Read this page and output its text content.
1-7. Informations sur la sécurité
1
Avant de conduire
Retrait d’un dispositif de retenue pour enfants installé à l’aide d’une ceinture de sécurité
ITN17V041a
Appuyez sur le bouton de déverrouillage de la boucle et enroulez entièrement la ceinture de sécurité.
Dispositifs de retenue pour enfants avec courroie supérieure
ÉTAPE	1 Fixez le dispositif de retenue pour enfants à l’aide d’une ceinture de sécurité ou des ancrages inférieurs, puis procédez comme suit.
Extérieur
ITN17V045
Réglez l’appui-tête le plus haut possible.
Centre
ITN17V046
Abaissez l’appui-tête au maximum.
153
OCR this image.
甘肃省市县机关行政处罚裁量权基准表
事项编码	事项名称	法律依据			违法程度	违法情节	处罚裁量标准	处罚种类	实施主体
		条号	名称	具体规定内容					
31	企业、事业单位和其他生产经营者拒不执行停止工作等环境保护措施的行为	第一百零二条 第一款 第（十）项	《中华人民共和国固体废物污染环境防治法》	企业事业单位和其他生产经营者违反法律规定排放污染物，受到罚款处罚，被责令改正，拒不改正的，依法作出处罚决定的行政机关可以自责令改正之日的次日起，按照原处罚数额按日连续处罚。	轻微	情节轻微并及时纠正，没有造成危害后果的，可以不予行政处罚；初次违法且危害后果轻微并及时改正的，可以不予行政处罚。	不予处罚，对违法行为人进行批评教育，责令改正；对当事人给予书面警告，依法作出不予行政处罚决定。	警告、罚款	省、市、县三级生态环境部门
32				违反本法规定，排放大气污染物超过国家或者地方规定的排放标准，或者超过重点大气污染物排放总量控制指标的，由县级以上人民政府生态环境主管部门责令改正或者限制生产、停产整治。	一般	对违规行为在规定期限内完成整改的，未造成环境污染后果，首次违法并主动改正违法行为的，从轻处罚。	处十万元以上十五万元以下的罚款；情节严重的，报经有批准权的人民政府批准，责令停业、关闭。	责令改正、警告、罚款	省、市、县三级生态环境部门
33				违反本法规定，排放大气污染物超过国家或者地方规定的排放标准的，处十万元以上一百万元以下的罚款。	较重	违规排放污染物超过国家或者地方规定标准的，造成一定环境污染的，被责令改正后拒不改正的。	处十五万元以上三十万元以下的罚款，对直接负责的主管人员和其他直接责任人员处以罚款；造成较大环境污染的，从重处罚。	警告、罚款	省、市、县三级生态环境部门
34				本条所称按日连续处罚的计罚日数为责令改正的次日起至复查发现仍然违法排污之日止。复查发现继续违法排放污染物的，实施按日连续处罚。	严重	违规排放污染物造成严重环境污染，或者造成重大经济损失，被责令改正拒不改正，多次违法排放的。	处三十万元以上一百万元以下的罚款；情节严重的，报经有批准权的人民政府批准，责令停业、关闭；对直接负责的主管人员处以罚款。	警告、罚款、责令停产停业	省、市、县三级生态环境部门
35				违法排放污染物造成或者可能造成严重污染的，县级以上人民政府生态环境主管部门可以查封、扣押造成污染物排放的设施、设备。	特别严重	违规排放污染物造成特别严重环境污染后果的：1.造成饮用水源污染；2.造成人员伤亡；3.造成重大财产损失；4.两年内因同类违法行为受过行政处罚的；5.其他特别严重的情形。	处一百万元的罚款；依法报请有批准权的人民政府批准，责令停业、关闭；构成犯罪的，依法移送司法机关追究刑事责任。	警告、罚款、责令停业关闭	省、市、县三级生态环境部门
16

* * *

WHAT YOU ARE ASKED TO DO: Only the number is wanted: count the lines of the records that hold the word "enfants".

ANSWER BELOW: 3